WHAT THE TASK ASKS: Echo every line of the listing from the one containing "Output 9 of" through the one containing "text: MAX. — [100, 16, 144, 36]", both included, with nothing changed.

═══ ITEMS ═══

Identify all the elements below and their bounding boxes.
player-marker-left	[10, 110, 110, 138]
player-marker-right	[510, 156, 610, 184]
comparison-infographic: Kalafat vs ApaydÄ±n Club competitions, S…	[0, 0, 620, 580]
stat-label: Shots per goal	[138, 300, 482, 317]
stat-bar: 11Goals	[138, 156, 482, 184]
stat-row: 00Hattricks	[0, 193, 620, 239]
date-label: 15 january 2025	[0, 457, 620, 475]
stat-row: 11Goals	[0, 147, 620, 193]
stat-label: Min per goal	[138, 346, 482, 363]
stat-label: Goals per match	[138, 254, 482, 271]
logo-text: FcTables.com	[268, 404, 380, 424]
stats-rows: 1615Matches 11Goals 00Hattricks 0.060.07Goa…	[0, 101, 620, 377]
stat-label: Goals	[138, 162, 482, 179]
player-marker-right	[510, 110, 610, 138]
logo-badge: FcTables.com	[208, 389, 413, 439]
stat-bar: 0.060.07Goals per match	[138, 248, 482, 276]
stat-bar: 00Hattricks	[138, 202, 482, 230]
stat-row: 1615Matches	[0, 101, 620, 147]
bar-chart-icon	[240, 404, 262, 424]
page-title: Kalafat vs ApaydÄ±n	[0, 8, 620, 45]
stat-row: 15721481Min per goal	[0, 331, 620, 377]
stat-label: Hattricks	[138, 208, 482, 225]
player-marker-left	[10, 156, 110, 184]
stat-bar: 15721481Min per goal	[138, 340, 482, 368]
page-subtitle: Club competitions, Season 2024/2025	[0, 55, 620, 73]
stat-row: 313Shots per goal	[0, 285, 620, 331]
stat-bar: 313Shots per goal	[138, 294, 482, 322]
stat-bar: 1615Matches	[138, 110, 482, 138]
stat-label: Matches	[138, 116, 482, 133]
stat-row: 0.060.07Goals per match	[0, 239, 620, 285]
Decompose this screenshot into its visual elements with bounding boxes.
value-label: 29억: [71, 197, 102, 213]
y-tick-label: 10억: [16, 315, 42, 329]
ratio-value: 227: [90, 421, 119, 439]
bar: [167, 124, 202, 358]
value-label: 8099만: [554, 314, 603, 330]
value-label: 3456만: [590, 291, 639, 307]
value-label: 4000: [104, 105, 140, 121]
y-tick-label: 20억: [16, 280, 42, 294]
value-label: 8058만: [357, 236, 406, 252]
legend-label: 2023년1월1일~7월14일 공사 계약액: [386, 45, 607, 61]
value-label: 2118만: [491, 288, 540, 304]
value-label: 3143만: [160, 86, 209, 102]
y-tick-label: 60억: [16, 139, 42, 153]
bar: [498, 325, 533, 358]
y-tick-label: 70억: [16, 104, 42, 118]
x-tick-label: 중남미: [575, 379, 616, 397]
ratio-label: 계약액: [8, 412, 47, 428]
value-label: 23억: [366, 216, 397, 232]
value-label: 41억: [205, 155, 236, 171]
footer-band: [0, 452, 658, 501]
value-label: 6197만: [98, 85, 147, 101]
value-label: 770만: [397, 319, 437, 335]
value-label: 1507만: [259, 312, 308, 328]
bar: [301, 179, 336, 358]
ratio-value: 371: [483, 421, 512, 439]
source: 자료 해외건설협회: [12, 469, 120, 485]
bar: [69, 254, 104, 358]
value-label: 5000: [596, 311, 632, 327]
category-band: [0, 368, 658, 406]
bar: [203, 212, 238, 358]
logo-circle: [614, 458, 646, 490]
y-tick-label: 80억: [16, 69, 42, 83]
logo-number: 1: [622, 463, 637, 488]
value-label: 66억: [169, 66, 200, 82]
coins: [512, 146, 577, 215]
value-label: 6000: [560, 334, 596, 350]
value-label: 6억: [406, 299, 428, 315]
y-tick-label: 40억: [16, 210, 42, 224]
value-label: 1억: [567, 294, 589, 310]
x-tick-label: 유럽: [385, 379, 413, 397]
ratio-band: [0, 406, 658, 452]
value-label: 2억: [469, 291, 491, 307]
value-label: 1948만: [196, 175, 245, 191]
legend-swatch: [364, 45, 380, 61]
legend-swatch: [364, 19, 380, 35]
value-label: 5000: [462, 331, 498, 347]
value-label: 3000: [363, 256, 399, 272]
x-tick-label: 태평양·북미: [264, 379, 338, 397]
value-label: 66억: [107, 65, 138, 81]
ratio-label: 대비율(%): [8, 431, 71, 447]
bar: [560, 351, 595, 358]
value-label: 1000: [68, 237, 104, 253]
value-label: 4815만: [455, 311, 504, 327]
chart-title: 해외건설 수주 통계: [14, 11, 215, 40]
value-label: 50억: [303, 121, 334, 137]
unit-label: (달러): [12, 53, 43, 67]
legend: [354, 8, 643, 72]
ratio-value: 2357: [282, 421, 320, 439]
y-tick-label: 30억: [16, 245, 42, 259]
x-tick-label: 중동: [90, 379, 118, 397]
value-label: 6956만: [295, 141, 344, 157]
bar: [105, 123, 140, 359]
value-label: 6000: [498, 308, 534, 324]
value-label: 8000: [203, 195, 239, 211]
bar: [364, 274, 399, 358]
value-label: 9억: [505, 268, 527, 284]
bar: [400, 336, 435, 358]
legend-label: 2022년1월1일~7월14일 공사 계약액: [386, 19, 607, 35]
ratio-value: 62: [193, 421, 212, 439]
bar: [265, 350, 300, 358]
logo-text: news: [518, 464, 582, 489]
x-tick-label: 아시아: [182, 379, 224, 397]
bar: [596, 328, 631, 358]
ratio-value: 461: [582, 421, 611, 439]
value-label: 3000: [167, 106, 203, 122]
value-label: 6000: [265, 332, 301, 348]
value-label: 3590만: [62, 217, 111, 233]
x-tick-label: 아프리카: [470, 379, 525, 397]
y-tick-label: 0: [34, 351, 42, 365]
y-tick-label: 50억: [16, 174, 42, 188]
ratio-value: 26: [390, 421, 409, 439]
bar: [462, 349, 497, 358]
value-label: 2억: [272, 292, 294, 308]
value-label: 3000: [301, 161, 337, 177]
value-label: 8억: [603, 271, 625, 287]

═══
═══ ITEMS ═══

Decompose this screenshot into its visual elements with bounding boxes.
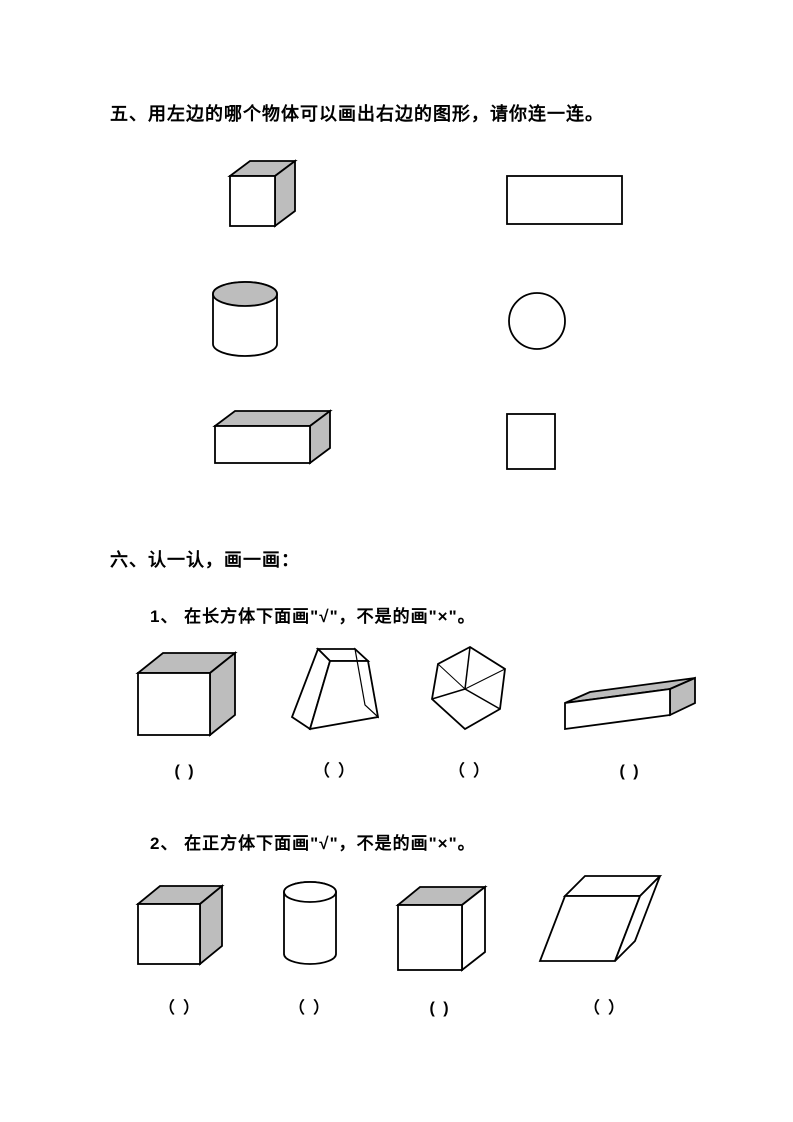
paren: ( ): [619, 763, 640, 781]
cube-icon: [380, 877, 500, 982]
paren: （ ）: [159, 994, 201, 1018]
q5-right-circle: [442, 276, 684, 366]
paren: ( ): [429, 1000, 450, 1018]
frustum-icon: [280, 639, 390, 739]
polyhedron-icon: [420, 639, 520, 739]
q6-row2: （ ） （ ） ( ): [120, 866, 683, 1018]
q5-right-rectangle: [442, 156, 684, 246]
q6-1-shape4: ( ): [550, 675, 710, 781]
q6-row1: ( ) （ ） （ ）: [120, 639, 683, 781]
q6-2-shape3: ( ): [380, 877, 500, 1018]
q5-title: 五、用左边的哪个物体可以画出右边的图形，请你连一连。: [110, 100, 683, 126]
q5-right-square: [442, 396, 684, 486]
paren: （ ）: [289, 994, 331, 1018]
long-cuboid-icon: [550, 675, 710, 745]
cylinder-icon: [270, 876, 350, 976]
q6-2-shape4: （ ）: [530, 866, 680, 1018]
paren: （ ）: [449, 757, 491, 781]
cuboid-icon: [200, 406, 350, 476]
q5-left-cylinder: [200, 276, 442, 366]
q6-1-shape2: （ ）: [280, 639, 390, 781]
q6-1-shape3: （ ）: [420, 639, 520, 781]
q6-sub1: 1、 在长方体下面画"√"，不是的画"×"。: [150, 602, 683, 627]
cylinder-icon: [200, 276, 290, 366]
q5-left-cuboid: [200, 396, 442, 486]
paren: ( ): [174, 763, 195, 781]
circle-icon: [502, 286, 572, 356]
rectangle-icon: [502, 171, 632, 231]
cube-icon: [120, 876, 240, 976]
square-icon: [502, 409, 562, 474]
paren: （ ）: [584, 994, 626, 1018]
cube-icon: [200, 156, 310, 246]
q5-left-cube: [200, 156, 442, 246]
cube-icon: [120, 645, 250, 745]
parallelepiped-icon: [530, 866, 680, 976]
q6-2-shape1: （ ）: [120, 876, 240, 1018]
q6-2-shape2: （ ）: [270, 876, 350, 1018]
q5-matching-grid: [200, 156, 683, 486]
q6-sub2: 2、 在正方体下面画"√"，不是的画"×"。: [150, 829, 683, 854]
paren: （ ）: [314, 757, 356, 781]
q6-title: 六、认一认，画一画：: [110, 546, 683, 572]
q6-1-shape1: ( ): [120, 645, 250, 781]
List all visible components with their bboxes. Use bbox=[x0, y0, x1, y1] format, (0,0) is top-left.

═══
═══ ITEMS ═══

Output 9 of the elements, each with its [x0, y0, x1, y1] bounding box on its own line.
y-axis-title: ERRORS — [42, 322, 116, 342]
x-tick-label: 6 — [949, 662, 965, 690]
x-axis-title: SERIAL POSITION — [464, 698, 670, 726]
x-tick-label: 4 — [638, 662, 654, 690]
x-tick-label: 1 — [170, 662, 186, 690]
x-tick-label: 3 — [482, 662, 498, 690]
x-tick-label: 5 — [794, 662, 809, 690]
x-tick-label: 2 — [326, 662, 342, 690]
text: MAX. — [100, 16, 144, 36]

═══

RESPONSE:
Output 9 of the elements, each with its [x0, y0, x1, y1] bounding box on its own line.
y-axis-title: ERRORS — [42, 322, 116, 342]
x-tick-label: 6 — [949, 662, 965, 690]
x-axis-title: SERIAL POSITION — [464, 698, 670, 726]
x-tick-label: 4 — [638, 662, 654, 690]
x-tick-label: 1 — [170, 662, 186, 690]
x-tick-label: 3 — [482, 662, 498, 690]
x-tick-label: 5 — [794, 662, 809, 690]
x-tick-label: 2 — [326, 662, 342, 690]
text: MAX. — [100, 16, 144, 36]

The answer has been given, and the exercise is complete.